# Exercise prompt:
Omit the pictures, please, and give each record below again exactly.
####################
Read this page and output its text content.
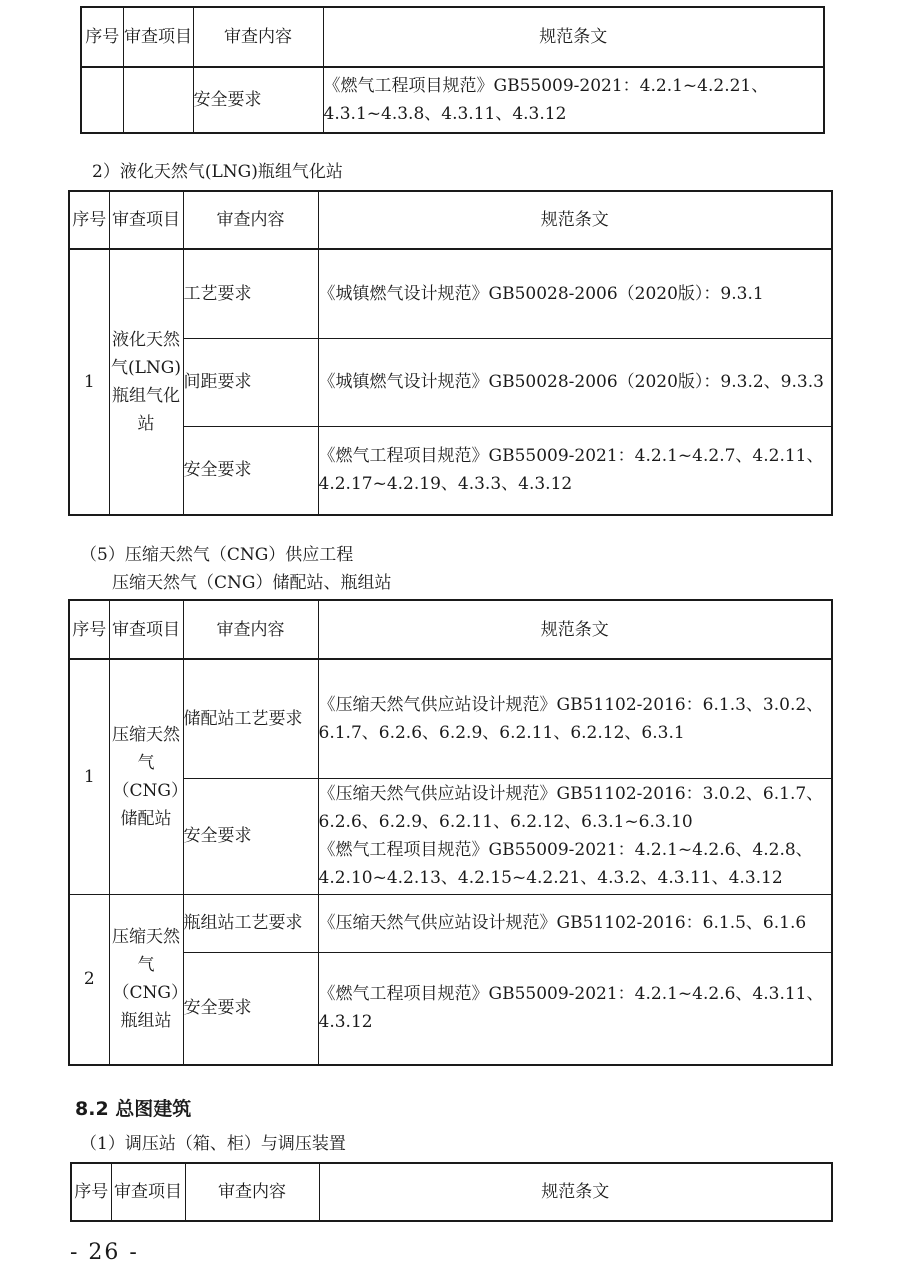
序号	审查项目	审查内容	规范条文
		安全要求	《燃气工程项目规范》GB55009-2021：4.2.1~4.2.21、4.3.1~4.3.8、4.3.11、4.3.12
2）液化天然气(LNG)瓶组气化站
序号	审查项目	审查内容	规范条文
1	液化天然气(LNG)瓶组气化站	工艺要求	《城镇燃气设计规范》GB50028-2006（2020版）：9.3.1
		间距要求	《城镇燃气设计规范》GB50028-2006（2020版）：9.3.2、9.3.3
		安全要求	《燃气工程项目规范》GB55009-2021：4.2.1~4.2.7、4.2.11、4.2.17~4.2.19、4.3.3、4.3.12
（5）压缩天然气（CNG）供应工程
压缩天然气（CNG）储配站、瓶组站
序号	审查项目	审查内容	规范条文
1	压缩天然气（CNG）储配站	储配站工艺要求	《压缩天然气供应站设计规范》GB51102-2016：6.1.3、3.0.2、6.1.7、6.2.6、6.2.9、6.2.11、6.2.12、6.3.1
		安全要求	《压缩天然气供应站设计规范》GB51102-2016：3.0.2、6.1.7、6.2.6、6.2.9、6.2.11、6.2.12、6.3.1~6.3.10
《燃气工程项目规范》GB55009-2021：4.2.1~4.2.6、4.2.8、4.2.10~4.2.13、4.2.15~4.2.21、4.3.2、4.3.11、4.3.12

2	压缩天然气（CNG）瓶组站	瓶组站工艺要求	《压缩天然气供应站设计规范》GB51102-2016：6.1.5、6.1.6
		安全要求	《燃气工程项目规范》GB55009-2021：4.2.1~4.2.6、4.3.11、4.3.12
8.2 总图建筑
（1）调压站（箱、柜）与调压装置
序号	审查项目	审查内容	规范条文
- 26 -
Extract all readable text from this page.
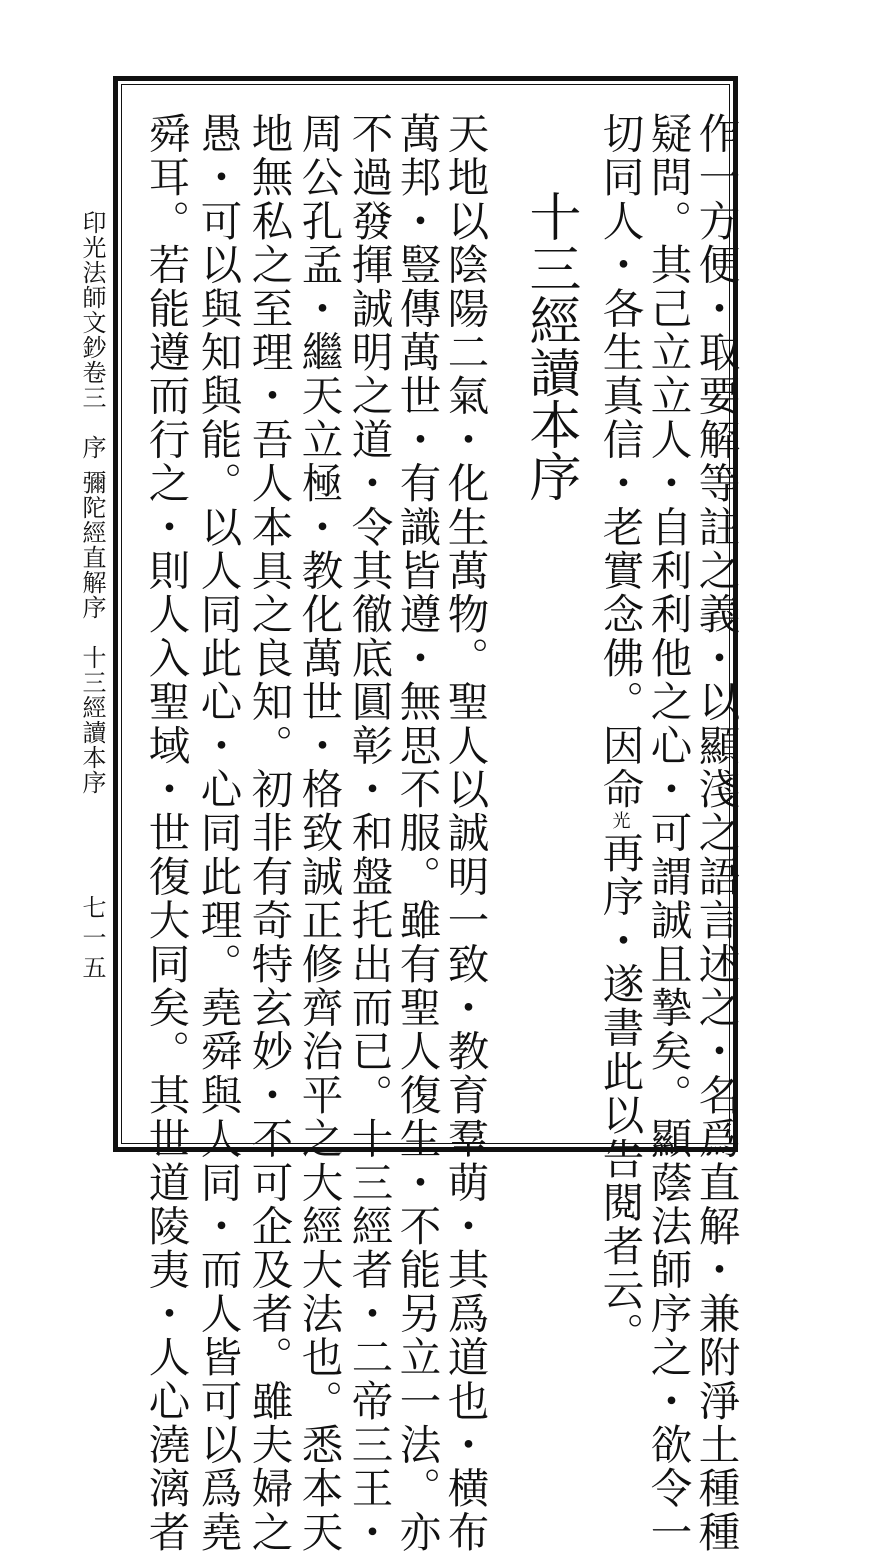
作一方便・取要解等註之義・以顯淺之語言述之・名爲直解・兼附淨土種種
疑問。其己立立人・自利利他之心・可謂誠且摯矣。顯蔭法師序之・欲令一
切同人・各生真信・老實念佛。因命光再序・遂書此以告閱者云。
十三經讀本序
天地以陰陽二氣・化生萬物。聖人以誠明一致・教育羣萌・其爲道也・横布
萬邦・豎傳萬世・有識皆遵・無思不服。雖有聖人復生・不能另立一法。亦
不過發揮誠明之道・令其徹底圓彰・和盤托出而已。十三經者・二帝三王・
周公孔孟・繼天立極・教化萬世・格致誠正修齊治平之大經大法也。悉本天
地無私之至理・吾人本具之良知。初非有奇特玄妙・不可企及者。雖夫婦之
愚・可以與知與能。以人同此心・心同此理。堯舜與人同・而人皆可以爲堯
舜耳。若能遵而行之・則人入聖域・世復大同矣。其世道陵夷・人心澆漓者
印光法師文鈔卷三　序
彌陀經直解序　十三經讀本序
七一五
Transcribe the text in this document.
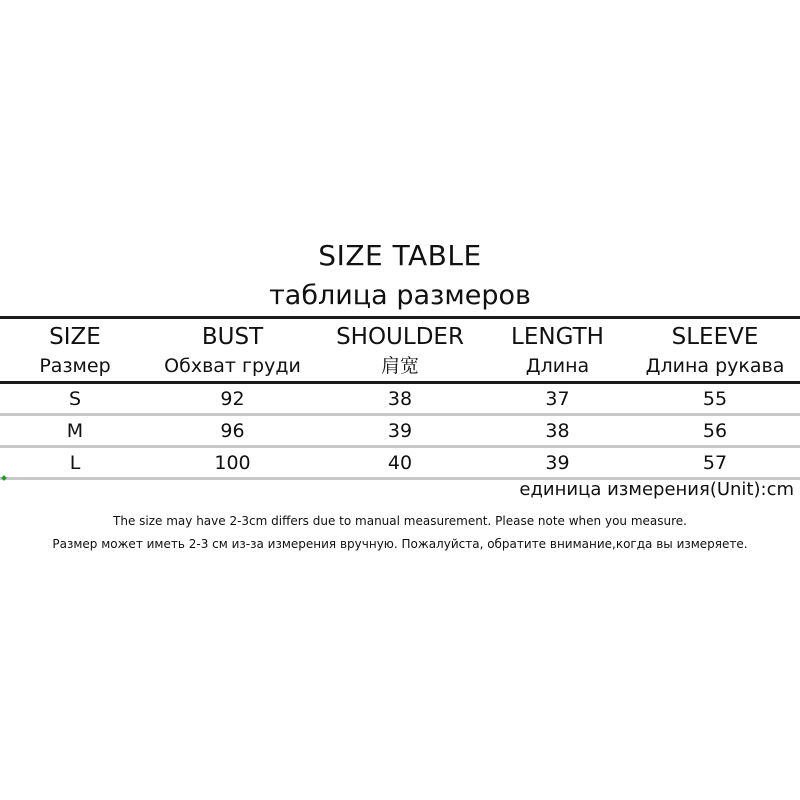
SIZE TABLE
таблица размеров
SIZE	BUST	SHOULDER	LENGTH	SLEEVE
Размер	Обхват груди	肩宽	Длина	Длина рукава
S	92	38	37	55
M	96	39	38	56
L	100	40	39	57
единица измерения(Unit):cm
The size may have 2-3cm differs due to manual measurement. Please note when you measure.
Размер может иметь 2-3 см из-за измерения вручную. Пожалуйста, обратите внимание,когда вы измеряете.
####################
# Exercise solution:
Read this page and output its text content.
序号	审查项目	审查内容	规范条文
		安全要求	《燃气工程项目规范》GB55009-2021：4.2.1~4.2.21、4.3.1~4.3.8、4.3.11、4.3.12
2）液化天然气(LNG)瓶组气化站
序号	审查项目	审查内容	规范条文
1	液化天然气(LNG)瓶组气化站	工艺要求	《城镇燃气设计规范》GB50028-2006（2020版）：9.3.1
		间距要求	《城镇燃气设计规范》GB50028-2006（2020版）：9.3.2、9.3.3
		安全要求	《燃气工程项目规范》GB55009-2021：4.2.1~4.2.7、4.2.11、4.2.17~4.2.19、4.3.3、4.3.12
（5）压缩天然气（CNG）供应工程
压缩天然气（CNG）储配站、瓶组站
序号	审查项目	审查内容	规范条文
1	压缩天然气（CNG）储配站	储配站工艺要求	《压缩天然气供应站设计规范》GB51102-2016：6.1.3、3.0.2、6.1.7、6.2.6、6.2.9、6.2.11、6.2.12、6.3.1
		安全要求	《压缩天然气供应站设计规范》GB51102-2016：3.0.2、6.1.7、6.2.6、6.2.9、6.2.11、6.2.12、6.3.1~6.3.10
《燃气工程项目规范》GB55009-2021：4.2.1~4.2.6、4.2.8、4.2.10~4.2.13、4.2.15~4.2.21、4.3.2、4.3.11、4.3.12

2	压缩天然气（CNG）瓶组站	瓶组站工艺要求	《压缩天然气供应站设计规范》GB51102-2016：6.1.5、6.1.6
		安全要求	《燃气工程项目规范》GB55009-2021：4.2.1~4.2.6、4.3.11、4.3.12
8.2 总图建筑
（1）调压站（箱、柜）与调压装置
序号	审查项目	审查内容	规范条文
- 26 -
Extract all readable text from this page.
作一方便・取要解等註之義・以顯淺之語言述之・名爲直解・兼附淨土種種
疑問。其己立立人・自利利他之心・可謂誠且摯矣。顯蔭法師序之・欲令一
切同人・各生真信・老實念佛。因命光再序・遂書此以告閱者云。
十三經讀本序
天地以陰陽二氣・化生萬物。聖人以誠明一致・教育羣萌・其爲道也・横布
萬邦・豎傳萬世・有識皆遵・無思不服。雖有聖人復生・不能另立一法。亦
不過發揮誠明之道・令其徹底圓彰・和盤托出而已。十三經者・二帝三王・
周公孔孟・繼天立極・教化萬世・格致誠正修齊治平之大經大法也。悉本天
地無私之至理・吾人本具之良知。初非有奇特玄妙・不可企及者。雖夫婦之
愚・可以與知與能。以人同此心・心同此理。堯舜與人同・而人皆可以爲堯
舜耳。若能遵而行之・則人入聖域・世復大同矣。其世道陵夷・人心澆漓者
印光法師文鈔卷三　序
彌陀經直解序　十三經讀本序
七一五
Transcribe the text in this document.
SIZE TABLE
таблица размеров
SIZE	BUST	SHOULDER	LENGTH	SLEEVE
Размер	Обхват груди	肩宽	Длина	Длина рукава
S	92	38	37	55
M	96	39	38	56
L	100	40	39	57
единица измерения(Unit):cm
The size may have 2-3cm differs due to manual measurement. Please note when you measure.
Размер может иметь 2-3 см из-за измерения вручную. Пожалуйста, обратите внимание,когда вы измеряете.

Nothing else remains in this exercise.